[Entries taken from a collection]
==*==

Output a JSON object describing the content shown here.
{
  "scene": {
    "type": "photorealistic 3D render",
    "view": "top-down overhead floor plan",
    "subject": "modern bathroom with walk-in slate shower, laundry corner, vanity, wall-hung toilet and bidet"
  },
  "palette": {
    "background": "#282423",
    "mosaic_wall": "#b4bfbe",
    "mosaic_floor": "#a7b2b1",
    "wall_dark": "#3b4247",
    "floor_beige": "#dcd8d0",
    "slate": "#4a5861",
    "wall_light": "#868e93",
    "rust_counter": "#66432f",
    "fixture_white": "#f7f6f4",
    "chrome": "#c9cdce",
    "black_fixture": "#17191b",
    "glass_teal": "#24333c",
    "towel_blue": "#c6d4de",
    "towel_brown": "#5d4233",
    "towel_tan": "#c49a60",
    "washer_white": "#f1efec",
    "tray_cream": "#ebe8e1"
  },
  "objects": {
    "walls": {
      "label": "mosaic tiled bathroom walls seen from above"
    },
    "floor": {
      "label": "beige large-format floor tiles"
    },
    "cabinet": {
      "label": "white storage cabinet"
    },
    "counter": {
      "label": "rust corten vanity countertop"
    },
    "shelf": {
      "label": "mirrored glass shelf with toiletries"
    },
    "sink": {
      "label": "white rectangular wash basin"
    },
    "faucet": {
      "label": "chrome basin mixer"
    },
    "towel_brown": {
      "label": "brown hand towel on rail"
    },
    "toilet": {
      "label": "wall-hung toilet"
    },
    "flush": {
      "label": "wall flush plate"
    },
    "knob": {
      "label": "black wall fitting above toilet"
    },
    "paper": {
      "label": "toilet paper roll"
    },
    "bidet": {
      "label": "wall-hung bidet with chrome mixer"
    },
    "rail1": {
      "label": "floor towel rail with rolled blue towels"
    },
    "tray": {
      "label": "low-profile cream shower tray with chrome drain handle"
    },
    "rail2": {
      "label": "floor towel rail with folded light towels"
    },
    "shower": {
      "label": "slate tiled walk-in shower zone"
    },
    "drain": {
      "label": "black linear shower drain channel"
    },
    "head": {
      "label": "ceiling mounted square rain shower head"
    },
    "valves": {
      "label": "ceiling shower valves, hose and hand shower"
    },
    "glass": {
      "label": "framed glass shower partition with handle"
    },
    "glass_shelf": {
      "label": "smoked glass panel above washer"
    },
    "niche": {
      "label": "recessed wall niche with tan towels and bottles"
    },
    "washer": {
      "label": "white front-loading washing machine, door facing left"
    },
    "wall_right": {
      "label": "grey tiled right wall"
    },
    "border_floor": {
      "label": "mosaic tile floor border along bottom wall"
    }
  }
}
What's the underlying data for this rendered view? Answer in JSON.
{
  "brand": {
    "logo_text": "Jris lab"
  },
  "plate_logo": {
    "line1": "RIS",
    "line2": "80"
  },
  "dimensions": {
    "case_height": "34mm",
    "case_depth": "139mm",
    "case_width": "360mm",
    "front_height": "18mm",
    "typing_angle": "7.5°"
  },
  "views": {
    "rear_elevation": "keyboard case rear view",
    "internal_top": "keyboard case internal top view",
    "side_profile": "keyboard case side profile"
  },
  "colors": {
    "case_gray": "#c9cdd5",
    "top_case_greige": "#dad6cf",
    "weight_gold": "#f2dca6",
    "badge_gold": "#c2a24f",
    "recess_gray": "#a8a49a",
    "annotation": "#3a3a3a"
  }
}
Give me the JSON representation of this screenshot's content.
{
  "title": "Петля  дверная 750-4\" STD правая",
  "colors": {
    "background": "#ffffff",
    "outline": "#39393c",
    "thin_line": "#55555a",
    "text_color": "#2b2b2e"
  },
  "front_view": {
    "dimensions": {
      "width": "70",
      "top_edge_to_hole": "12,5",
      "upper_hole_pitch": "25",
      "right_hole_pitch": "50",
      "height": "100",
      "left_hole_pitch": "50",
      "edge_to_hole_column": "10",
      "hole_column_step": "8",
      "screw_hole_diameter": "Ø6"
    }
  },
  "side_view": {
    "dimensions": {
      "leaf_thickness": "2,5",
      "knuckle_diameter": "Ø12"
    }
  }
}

==*==

▸ **Do this**
Starting at the line that contains "Give me the", retype each line through the end of the listing above and nothing else.

▸ **Result of the task**
Give me the JSON representation of this screenshot's content.
{
  "title": "Петля  дверная 750-4\" STD правая",
  "colors": {
    "background": "#ffffff",
    "outline": "#39393c",
    "thin_line": "#55555a",
    "text_color": "#2b2b2e"
  },
  "front_view": {
    "dimensions": {
      "width": "70",
      "top_edge_to_hole": "12,5",
      "upper_hole_pitch": "25",
      "right_hole_pitch": "50",
      "height": "100",
      "left_hole_pitch": "50",
      "edge_to_hole_column": "10",
      "hole_column_step": "8",
      "screw_hole_diameter": "Ø6"
    }
  },
  "side_view": {
    "dimensions": {
      "leaf_thickness": "2,5",
      "knuckle_diameter": "Ø12"
    }
  }
}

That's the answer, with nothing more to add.